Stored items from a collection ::
>>>
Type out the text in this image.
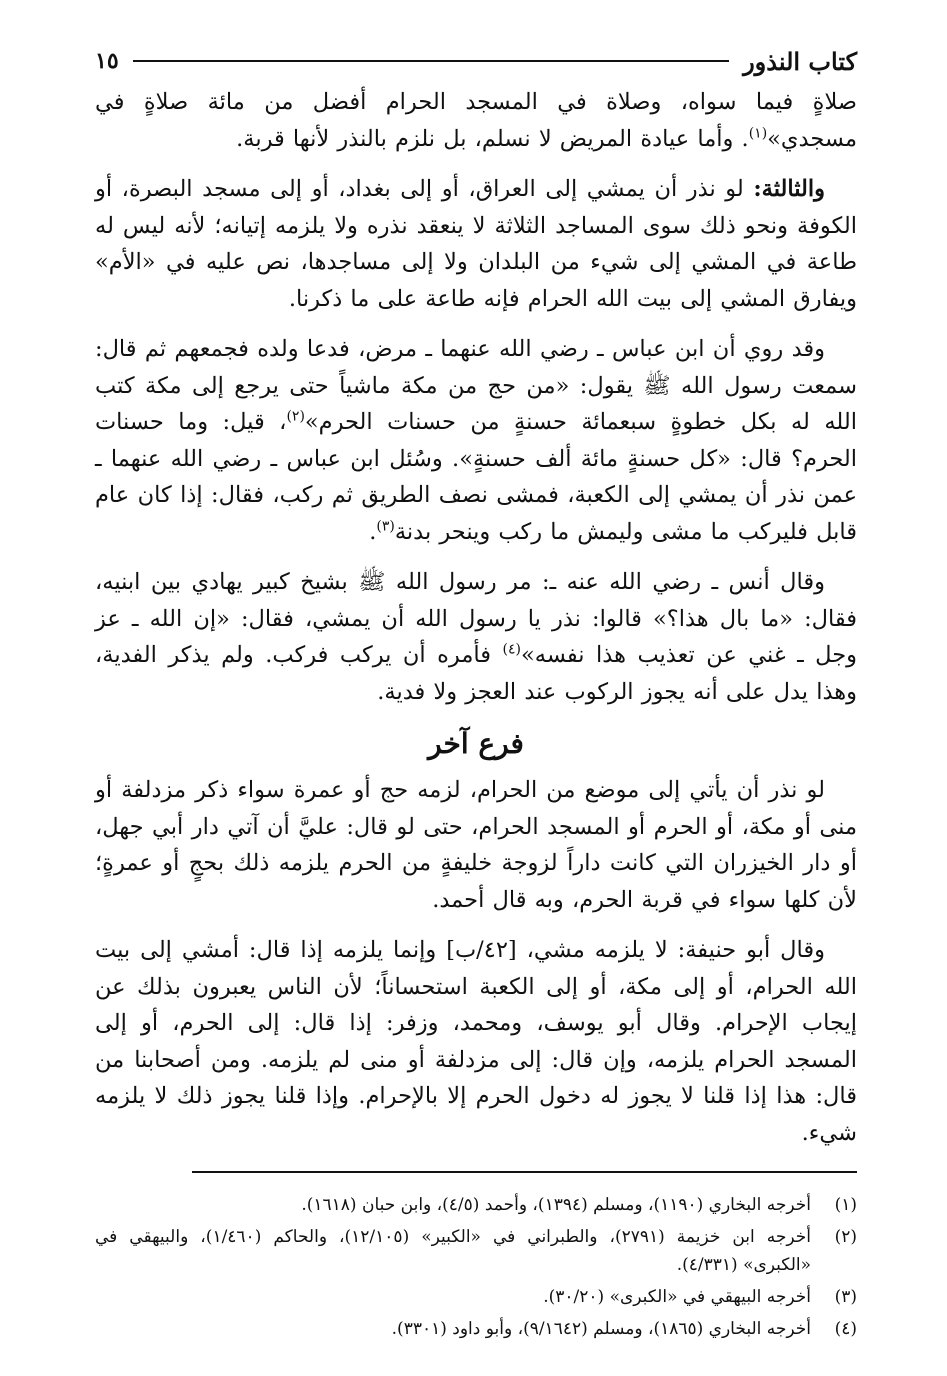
كتاب النذور
١٥

صلاةٍ فيما سواه، وصلاة في المسجد الحرام أفضل من مائة صلاةٍ في مسجدي»$^{(١)}$. وأما عيادة المريض لا نسلم، بل نلزم بالنذر لأنها قربة.

والثالثة: لو نذر أن يمشي إلى العراق، أو إلى بغداد، أو إلى مسجد البصرة، أو الكوفة ونحو ذلك سوى المساجد الثلاثة لا ينعقد نذره ولا يلزمه إتيانه؛ لأنه ليس له طاعة في المشي إلى شيء من البلدان ولا إلى مساجدها، نص عليه في «الأم» ويفارق المشي إلى بيت الله الحرام فإنه طاعة على ما ذكرنا.

وقد روي أن ابن عباس ـ رضي الله عنهما ـ مرض، فدعا ولده فجمعهم ثم قال: سمعت رسول الله ﷺ يقول: «من حج من مكة ماشياً حتى يرجع إلى مكة كتب الله له بكل خطوةٍ سبعمائة حسنةٍ من حسنات الحرم»$^{(٢)}$، قيل: وما حسنات الحرم؟ قال: «كل حسنةٍ مائة ألف حسنةٍ». وسُئل ابن عباس ـ رضي الله عنهما ـ عمن نذر أن يمشي إلى الكعبة، فمشى نصف الطريق ثم ركب، فقال: إذا كان عام قابل فليركب ما مشى وليمش ما ركب وينحر بدنة$^{(٣)}$.

وقال أنس ـ رضي الله عنه ـ: مر رسول الله ﷺ بشيخ كبير يهادي بين ابنيه، فقال: «ما بال هذا؟» قالوا: نذر يا رسول الله أن يمشي، فقال: «إن الله ـ عز وجل ـ غني عن تعذيب هذا نفسه»$^{(٤)}$ فأمره أن يركب فركب. ولم يذكر الفدية، وهذا يدل على أنه يجوز الركوب عند العجز ولا فدية.

فرع آخر

لو نذر أن يأتي إلى موضع من الحرام، لزمه حج أو عمرة سواء ذكر مزدلفة أو منى أو مكة، أو الحرم أو المسجد الحرام، حتى لو قال: عليَّ أن آتي دار أبي جهل، أو دار الخيزران التي كانت داراً لزوجة خليفةٍ من الحرم يلزمه ذلك بحجٍ أو عمرةٍ؛ لأن كلها سواء في قربة الحرم، وبه قال أحمد.

وقال أبو حنيفة: لا يلزمه مشي، [٤٢/ب] وإنما يلزمه إذا قال: أمشي إلى بيت الله الحرام، أو إلى مكة، أو إلى الكعبة استحساناً؛ لأن الناس يعبرون بذلك عن إيجاب الإحرام. وقال أبو يوسف، ومحمد، وزفر: إذا قال: إلى الحرم، أو إلى المسجد الحرام يلزمه، وإن قال: إلى مزدلفة أو منى لم يلزمه. ومن أصحابنا من قال: هذا إذا قلنا لا يجوز له دخول الحرم إلا بالإحرام. وإذا قلنا يجوز ذلك لا يلزمه شيء.

(١)
أخرجه البخاري (١١٩٠)، ومسلم (١٣٩٤)، وأحمد (٤/٥)، وابن حبان (١٦١٨).
(٢)
أخرجه ابن خزيمة (٢٧٩١)، والطبراني في «الكبير» (١٢/١٠٥)، والحاكم (١/٤٦٠)، والبيهقي في «الكبرى» (٤/٣٣١).
(٣)
أخرجه البيهقي في «الكبرى» (٣٠/٢٠).
(٤)
أخرجه البخاري (١٨٦٥)، ومسلم (٩/١٦٤٢)، وأبو داود (٣٣٠١).
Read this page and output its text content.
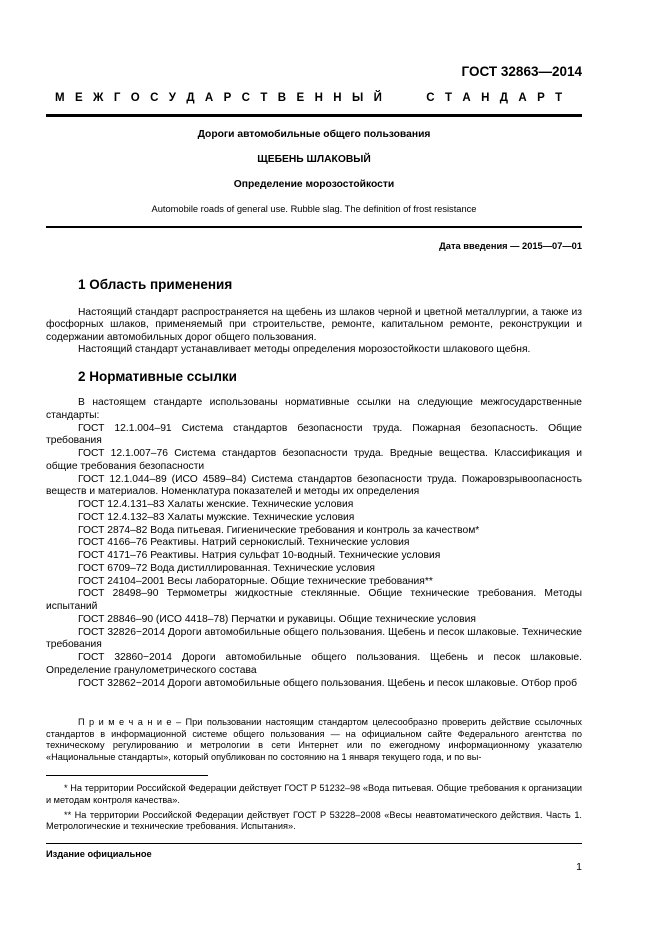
ГОСТ 32863—2014
М Е Ж Г О С У Д А Р С Т В Е Н Н Ы Й      С Т А Н Д А Р Т
Дороги автомобильные общего пользования
ЩЕБЕНЬ ШЛАКОВЫЙ
Определение морозостойкости
Automobile roads of general use. Rubble slag. The definition of frost resistance
Дата введения — 2015—07—01
1 Область применения

Настоящий стандарт распространяется на щебень из шлаков черной и цветной металлургии, а также из фосфорных шлаков, применяемый при строительстве, ремонте, капитальном ремонте, реконструкции и содержании автомобильных дорог общего пользования.

Настоящий стандарт устанавливает методы определения морозостойкости шлакового щебня.

2 Нормативные ссылки

В настоящем стандарте использованы нормативные ссылки на следующие межгосударственные стандарты:

ГОСТ 12.1.004–91 Система стандартов безопасности труда. Пожарная безопасность. Общие требования

ГОСТ 12.1.007–76 Система стандартов безопасности труда. Вредные вещества. Классификация и общие требования безопасности

ГОСТ 12.1.044–89 (ИСО 4589–84) Система стандартов безопасности труда. Пожаровзрывоопасность веществ и материалов. Номенклатура показателей и методы их определения

ГОСТ 12.4.131–83 Халаты женские. Технические условия

ГОСТ 12.4.132–83 Халаты мужские. Технические условия

ГОСТ 2874–82 Вода питьевая. Гигиенические требования и контроль за качеством*

ГОСТ 4166–76 Реактивы. Натрий сернокислый. Технические условия

ГОСТ 4171–76 Реактивы. Натрия сульфат 10-водный. Технические условия

ГОСТ 6709–72 Вода дистиллированная. Технические условия

ГОСТ 24104–2001 Весы лабораторные. Общие технические требования**

ГОСТ 28498–90 Термометры жидкостные стеклянные. Общие технические требования. Методы испытаний

ГОСТ 28846–90 (ИСО 4418–78) Перчатки и рукавицы. Общие технические условия

ГОСТ 32826−2014 Дороги автомобильные общего пользования. Щебень и песок шлаковые. Технические требования

ГОСТ 32860−2014 Дороги автомобильные общего пользования. Щебень и песок шлаковые. Определение гранулометрического состава

ГОСТ 32862−2014 Дороги автомобильные общего пользования. Щебень и песок шлаковые. Отбор проб

П р и м е ч а н и е – При пользовании настоящим стандартом целесообразно проверить действие ссылочных стандартов в информационной системе общего пользования — на официальном сайте Федерального агентства по техническому регулированию и метрологии в сети Интернет или по ежегодному информационному указателю «Национальные стандарты», который опубликован по состоянию на 1 января текущего года, и по вы-

* На территории Российской Федерации действует ГОСТ Р 51232–98 «Вода питьевая. Общие требования к организации и методам контроля качества».

** На территории Российской Федерации действует ГОСТ Р 53228–2008 «Весы неавтоматического действия. Часть 1. Метрологические и технические требования. Испытания».

Издание официальное
1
<<<
Written request :: Extract every line of the records above that contains the word "ссылки".

Answer to the problem ::
2 Нормативные ссылки
В настоящем стандарте использованы нормативные ссылки на следующие межгосударственные стандарты:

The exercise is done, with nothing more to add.